- What the task requires
Please transcribe the listing below in full and word for word, without its pictures.

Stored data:
--- --- ---
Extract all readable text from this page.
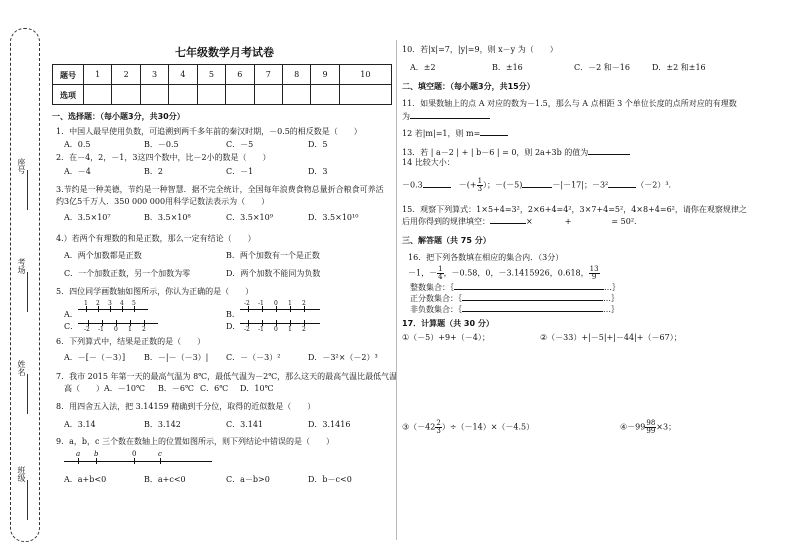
座号
考场
姓名
班级
七年级数学月考试卷
题号	1	2	3	4	5	6	7	8	9	10
选项										
一、选择题：（每小题3分，共30分）
1．中国人最早使用负数，可追溯到两千多年前的秦汉时期，－0.5的相反数是（　　）
A．0.5	B．－0.5	C．－5	D．5
2．在－4，2，－1，3这四个数中，比－2小的数是（　　）
A．－4	B．2	C．－1	D．3
3.节约是一种美德，节约是一种智慧．据不完全统计，全国每年浪费食物总量折合粮食可养活
约3亿5千万人．350 000 000用科学记数法表示为（　　）
A．3.5×10⁷	B．3.5×10⁸	C．3.5×10⁹	D．3.5×10¹⁰
4.）若两个有理数的和是正数，那么一定有结论（　　）
A．两个加数都是正数	B．两个加数有一个是正数
C．一个加数正数，另一个加数为零	D．两个加数不能同为负数
5．四位同学画数轴如图所示，你认为正确的是（　　）
A．
C．
B．
D．
1 2 3 4 5
-2 -1 0 1 2
-2 -1 0 1 2
-2 -1 0 1 2
6．下列算式中，结果是正数的是（　　）
A．－[－（－3）] B．－|－（－3）| C．－（－3）²	D．－3²×（－2）³
7．我市 2015 年第一天的最高气温为 8℃，最低气温为－2℃，那么这天的最高气温比最低气温
高（　　）A．－10℃ B．－6℃ C．6℃ D．10℃
8．用四舍五入法，把 3.14159 精确到千分位，取得的近似数是（　　）
A．3.14	B．3.142	C．3.141	D．3.1416
9．a，b，c 三个数在数轴上的位置如图所示，则下列结论中错误的是（　　）
a b	0	c
A．a+b<0	B．a+c<0	C．a－b>0	D．b－c<0
10．若|x|=7，|y|=9，则 x－y 为（　　）
A．±2	B．±16	C．－2 和－16	D．±2 和±16
二、填空题：（每小题3分，共15分）
11．如果数轴上的点 A 对应的数为－1.5，那么与 A 点相距 3 个单位长度的点所对应的有理数
为
12 若|m|=1，则 m=
13．若 | a－2 | + | b－6 | = 0，则 2a+3b 的值为
14 比较大小：
－0.3	　－(+ $\frac{1}{3}$ ）；－(－5)	－|－17|；－3²	（－2）³.
15．观察下列算式：1×5+4=3²，2×6+4=4²，3×7+4=5²，4×8+4=6²，请你在观察规律之
后用你得到的规律填空：	×　　　　+　　　　　= 50².
三、解答题（共 75 分）
16．把下列各数填在相应的集合内．（3分）
－1，－ $\frac{1}{4}$ ，－0.58，0，－3.1415926，0.618， $\frac{13}{9}$
整数集合：｛	…｝
正分数集合：｛	…｝
非负数集合：｛	…｝
17．计算题（共 30 分）
①（－5）+9+（－4）；	②（－33）+|－5|+|－44|+（－67）；
③（－42 $\frac{2}{3} )\div(-14)\times(-4.5)$	④－99 $\frac{98}{99} \times 3$；
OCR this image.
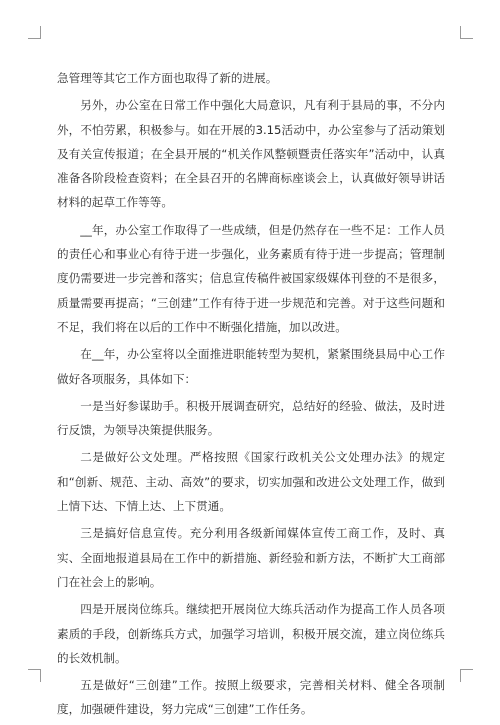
急管理等其它工作方面也取得了新的进展。

另外，办公室在日常工作中强化大局意识，凡有利于县局的事，不分内外，不怕劳累，积极参与。如在开展的3.15活动中，办公室参与了活动策划及有关宣传报道；在全县开展的“机关作风整顿暨责任落实年”活动中，认真准备各阶段检查资料；在全县召开的名牌商标座谈会上，认真做好领导讲话材料的起草工作等等。

__年，办公室工作取得了一些成绩，但是仍然存在一些不足：工作人员的责任心和事业心有待于进一步强化，业务素质有待于进一步提高；管理制度仍需要进一步完善和落实；信息宣传稿件被国家级媒体刊登的不是很多，质量需要再提高；“三创建”工作有待于进一步规范和完善。对于这些问题和不足，我们将在以后的工作中不断强化措施，加以改进。

在__年，办公室将以全面推进职能转型为契机，紧紧围绕县局中心工作做好各项服务，具体如下：

一是当好参谋助手。积极开展调查研究，总结好的经验、做法，及时进行反馈，为领导决策提供服务。

二是做好公文处理。严格按照《国家行政机关公文处理办法》的规定和“创新、规范、主动、高效”的要求，切实加强和改进公文处理工作，做到上情下达、下情上达、上下贯通。

三是搞好信息宣传。充分利用各级新闻媒体宣传工商工作，及时、真实、全面地报道县局在工作中的新措施、新经验和新方法，不断扩大工商部门在社会上的影响。

四是开展岗位练兵。继续把开展岗位大练兵活动作为提高工作人员各项素质的手段，创新练兵方式，加强学习培训，积极开展交流，建立岗位练兵的长效机制。

五是做好“三创建”工作。按照上级要求，完善相关材料、健全各项制度，加强硬件建设，努力完成“三创建”工作任务。
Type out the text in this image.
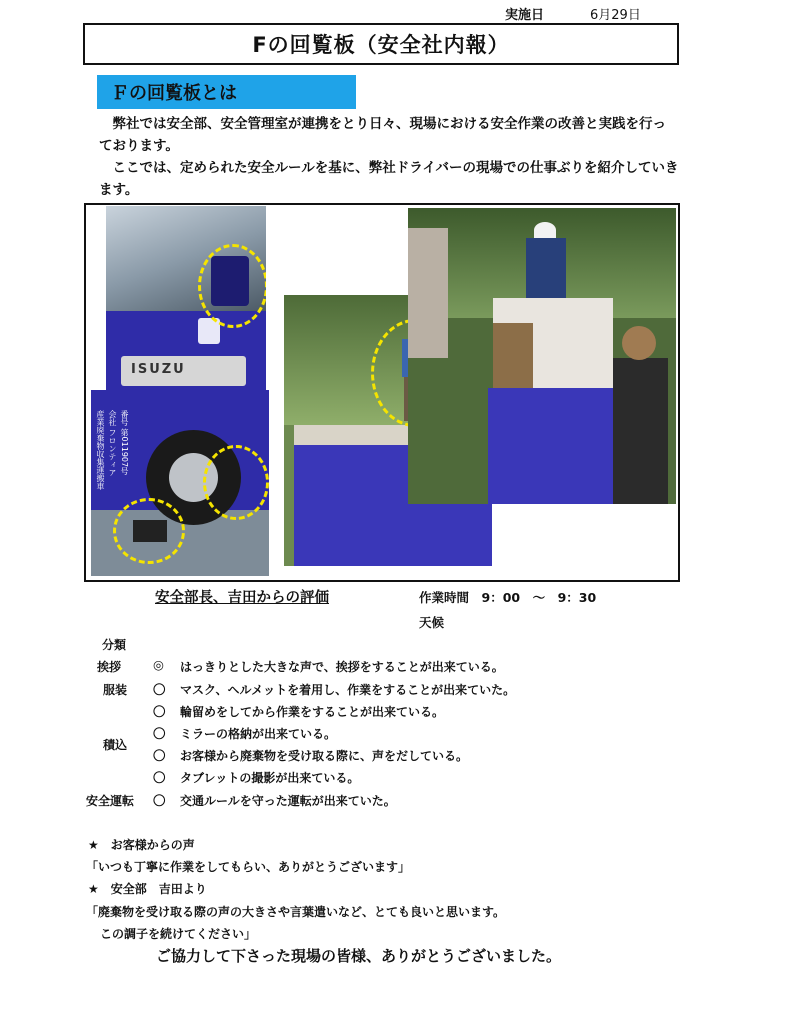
実施日	6月29日
Fの回覧板（安全社内報）
Ｆの回覧板とは
　弊社では安全部、安全管理室が連携をとり日々、現場における安全作業の改善と実践を行っております。
　ここでは、定められた安全ルールを基に、弊社ドライバーの現場での仕事ぶりを紹介していきます。
ISUZU
産業廃棄物収集運搬車 会社 フロンティア 番号 第011907号
安全部長、吉田からの評価	作業時間　9：00　～　9：30
天候
分類
挨拶
服装
積込
安全運転
◎ はっきりとした大きな声で、挨拶をすることが出来ている。
〇 マスク、ヘルメットを着用し、作業をすることが出来ていた。
〇 輪留めをしてから作業をすることが出来ている。
〇 ミラーの格納が出来ている。
〇 お客様から廃棄物を受け取る際に、声をだしている。
〇 タブレットの撮影が出来ている。
〇 交通ルールを守った運転が出来ていた。
★　お客様からの声
「いつも丁寧に作業をしてもらい、ありがとうございます」
★　安全部　吉田より
「廃棄物を受け取る際の声の大きさや言葉遣いなど、とても良いと思います。
この調子を続けてください」
ご協力して下さった現場の皆様、ありがとうございました。
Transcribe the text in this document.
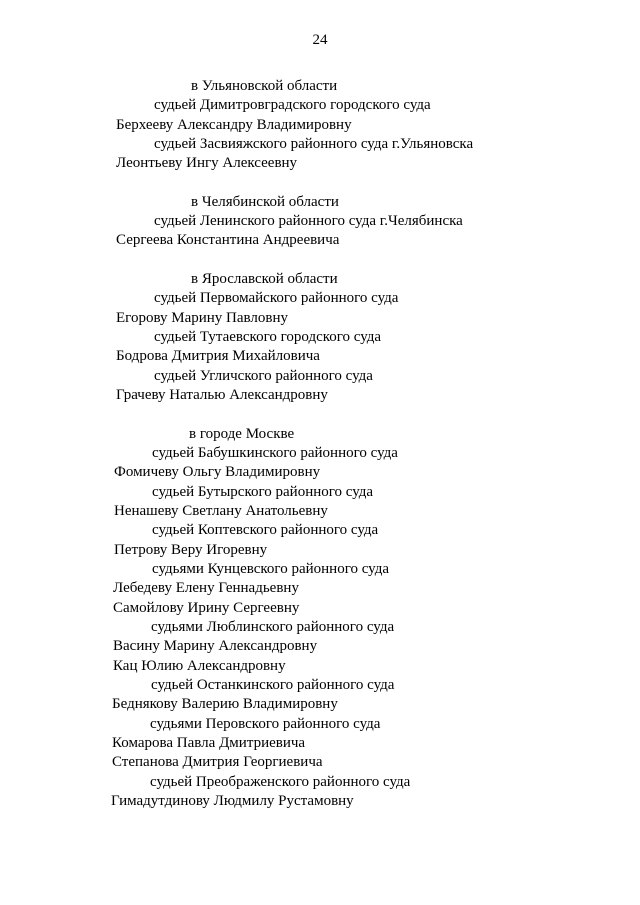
24
в Ульяновской области
судьей Димитровградского городского суда
Берхееву Александру Владимировну
судьей Засвияжского районного суда г.Ульяновска
Леонтьеву Ингу Алексеевну
в Челябинской области
судьей Ленинского районного суда г.Челябинска
Сергеева Константина Андреевича
в Ярославской области
судьей Первомайского районного суда
Егорову Марину Павловну
судьей Тутаевского городского суда
Бодрова Дмитрия Михайловича
судьей Угличского районного суда
Грачеву Наталью Александровну
в городе Москве
судьей Бабушкинского районного суда
Фомичеву Ольгу Владимировну
судьей Бутырского районного суда
Ненашеву Светлану Анатольевну
судьей Коптевского районного суда
Петрову Веру Игоревну
судьями Кунцевского районного суда
Лебедеву Елену Геннадьевну
Самойлову Ирину Сергеевну
судьями Люблинского районного суда
Васину Марину Александровну
Кац Юлию Александровну
судьей Останкинского районного суда
Беднякову Валерию Владимировну
судьями Перовского районного суда
Комарова Павла Дмитриевича
Степанова Дмитрия Георгиевича
судьей Преображенского районного суда
Гимадутдинову Людмилу Рустамовну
--- --- ---
- Solution to the exercise
Extract all readable text from this page.
座号
考场
姓名
班级
七年级数学月考试卷
题号	1	2	3	4	5	6	7	8	9	10
选项										
一、选择题：（每小题3分，共30分）
1．中国人最早使用负数，可追溯到两千多年前的秦汉时期，－0.5的相反数是（　　）
A．0.5	B．－0.5	C．－5	D．5
2．在－4，2，－1，3这四个数中，比－2小的数是（　　）
A．－4	B．2	C．－1	D．3
3.节约是一种美德，节约是一种智慧．据不完全统计，全国每年浪费食物总量折合粮食可养活
约3亿5千万人．350 000 000用科学记数法表示为（　　）
A．3.5×10⁷	B．3.5×10⁸	C．3.5×10⁹	D．3.5×10¹⁰
4.）若两个有理数的和是正数，那么一定有结论（　　）
A．两个加数都是正数	B．两个加数有一个是正数
C．一个加数正数，另一个加数为零	D．两个加数不能同为负数
5．四位同学画数轴如图所示，你认为正确的是（　　）
A．
C．
B．
D．
1 2 3 4 5
-2 -1 0 1 2
-2 -1 0 1 2
-2 -1 0 1 2
6．下列算式中，结果是正数的是（　　）
A．－[－（－3）] B．－|－（－3）| C．－（－3）²	D．－3²×（－2）³
7．我市 2015 年第一天的最高气温为 8℃，最低气温为－2℃，那么这天的最高气温比最低气温
高（　　）A．－10℃ B．－6℃ C．6℃ D．10℃
8．用四舍五入法，把 3.14159 精确到千分位，取得的近似数是（　　）
A．3.14	B．3.142	C．3.141	D．3.1416
9．a，b，c 三个数在数轴上的位置如图所示，则下列结论中错误的是（　　）
a b	0	c
A．a+b<0	B．a+c<0	C．a－b>0	D．b－c<0
10．若|x|=7，|y|=9，则 x－y 为（　　）
A．±2	B．±16	C．－2 和－16	D．±2 和±16
二、填空题：（每小题3分，共15分）
11．如果数轴上的点 A 对应的数为－1.5，那么与 A 点相距 3 个单位长度的点所对应的有理数
为
12 若|m|=1，则 m=
13．若 | a－2 | + | b－6 | = 0，则 2a+3b 的值为
14 比较大小：
－0.3	　－(+ $\frac{1}{3}$ ）；－(－5)	－|－17|；－3²	（－2）³.
15．观察下列算式：1×5+4=3²，2×6+4=4²，3×7+4=5²，4×8+4=6²，请你在观察规律之
后用你得到的规律填空：	×　　　　+　　　　　= 50².
三、解答题（共 75 分）
16．把下列各数填在相应的集合内．（3分）
－1，－ $\frac{1}{4}$ ，－0.58，0，－3.1415926，0.618， $\frac{13}{9}$
整数集合：｛	…｝
正分数集合：｛	…｝
非负数集合：｛	…｝
17．计算题（共 30 分）
①（－5）+9+（－4）；	②（－33）+|－5|+|－44|+（－67）；
③（－42 $\frac{2}{3} )\div(-14)\times(-4.5)$	④－99 $\frac{98}{99} \times 3$；
OCR this image.
急管理等其它工作方面也取得了新的进展。

另外，办公室在日常工作中强化大局意识，凡有利于县局的事，不分内外，不怕劳累，积极参与。如在开展的3.15活动中，办公室参与了活动策划及有关宣传报道；在全县开展的“机关作风整顿暨责任落实年”活动中，认真准备各阶段检查资料；在全县召开的名牌商标座谈会上，认真做好领导讲话材料的起草工作等等。

__年，办公室工作取得了一些成绩，但是仍然存在一些不足：工作人员的责任心和事业心有待于进一步强化，业务素质有待于进一步提高；管理制度仍需要进一步完善和落实；信息宣传稿件被国家级媒体刊登的不是很多，质量需要再提高；“三创建”工作有待于进一步规范和完善。对于这些问题和不足，我们将在以后的工作中不断强化措施，加以改进。

在__年，办公室将以全面推进职能转型为契机，紧紧围绕县局中心工作做好各项服务，具体如下：

一是当好参谋助手。积极开展调查研究，总结好的经验、做法，及时进行反馈，为领导决策提供服务。

二是做好公文处理。严格按照《国家行政机关公文处理办法》的规定和“创新、规范、主动、高效”的要求，切实加强和改进公文处理工作，做到上情下达、下情上达、上下贯通。

三是搞好信息宣传。充分利用各级新闻媒体宣传工商工作，及时、真实、全面地报道县局在工作中的新措施、新经验和新方法，不断扩大工商部门在社会上的影响。

四是开展岗位练兵。继续把开展岗位大练兵活动作为提高工作人员各项素质的手段，创新练兵方式，加强学习培训，积极开展交流，建立岗位练兵的长效机制。

五是做好“三创建”工作。按照上级要求，完善相关材料、健全各项制度，加强硬件建设，努力完成“三创建”工作任务。
Type out the text in this image.
実施日	6月29日
Fの回覧板（安全社内報）
Ｆの回覧板とは
　弊社では安全部、安全管理室が連携をとり日々、現場における安全作業の改善と実践を行っております。
　ここでは、定められた安全ルールを基に、弊社ドライバーの現場での仕事ぶりを紹介していきます。
ISUZU
産業廃棄物収集運搬車 会社 フロンティア 番号 第011907号
安全部長、吉田からの評価	作業時間　9：00　～　9：30
天候
分類
挨拶
服装
積込
安全運転
◎ はっきりとした大きな声で、挨拶をすることが出来ている。
〇 マスク、ヘルメットを着用し、作業をすることが出来ていた。
〇 輪留めをしてから作業をすることが出来ている。
〇 ミラーの格納が出来ている。
〇 お客様から廃棄物を受け取る際に、声をだしている。
〇 タブレットの撮影が出来ている。
〇 交通ルールを守った運転が出来ていた。
★　お客様からの声
「いつも丁寧に作業をしてもらい、ありがとうございます」
★　安全部　吉田より
「廃棄物を受け取る際の声の大きさや言葉遣いなど、とても良いと思います。
この調子を続けてください」
ご協力して下さった現場の皆様、ありがとうございました。
Transcribe the text in this document.
24
в Ульяновской области
судьей Димитровградского городского суда
Берхееву Александру Владимировну
судьей Засвияжского районного суда г.Ульяновска
Леонтьеву Ингу Алексеевну
в Челябинской области
судьей Ленинского районного суда г.Челябинска
Сергеева Константина Андреевича
в Ярославской области
судьей Первомайского районного суда
Егорову Марину Павловну
судьей Тутаевского городского суда
Бодрова Дмитрия Михайловича
судьей Угличского районного суда
Грачеву Наталью Александровну
в городе Москве
судьей Бабушкинского районного суда
Фомичеву Ольгу Владимировну
судьей Бутырского районного суда
Ненашеву Светлану Анатольевну
судьей Коптевского районного суда
Петрову Веру Игоревну
судьями Кунцевского районного суда
Лебедеву Елену Геннадьевну
Самойлову Ирину Сергеевну
судьями Люблинского районного суда
Васину Марину Александровну
Кац Юлию Александровну
судьей Останкинского районного суда
Беднякову Валерию Владимировну
судьями Перовского районного суда
Комарова Павла Дмитриевича
Степанова Дмитрия Георгиевича
судьей Преображенского районного суда
Гимадутдинову Людмилу Рустамовну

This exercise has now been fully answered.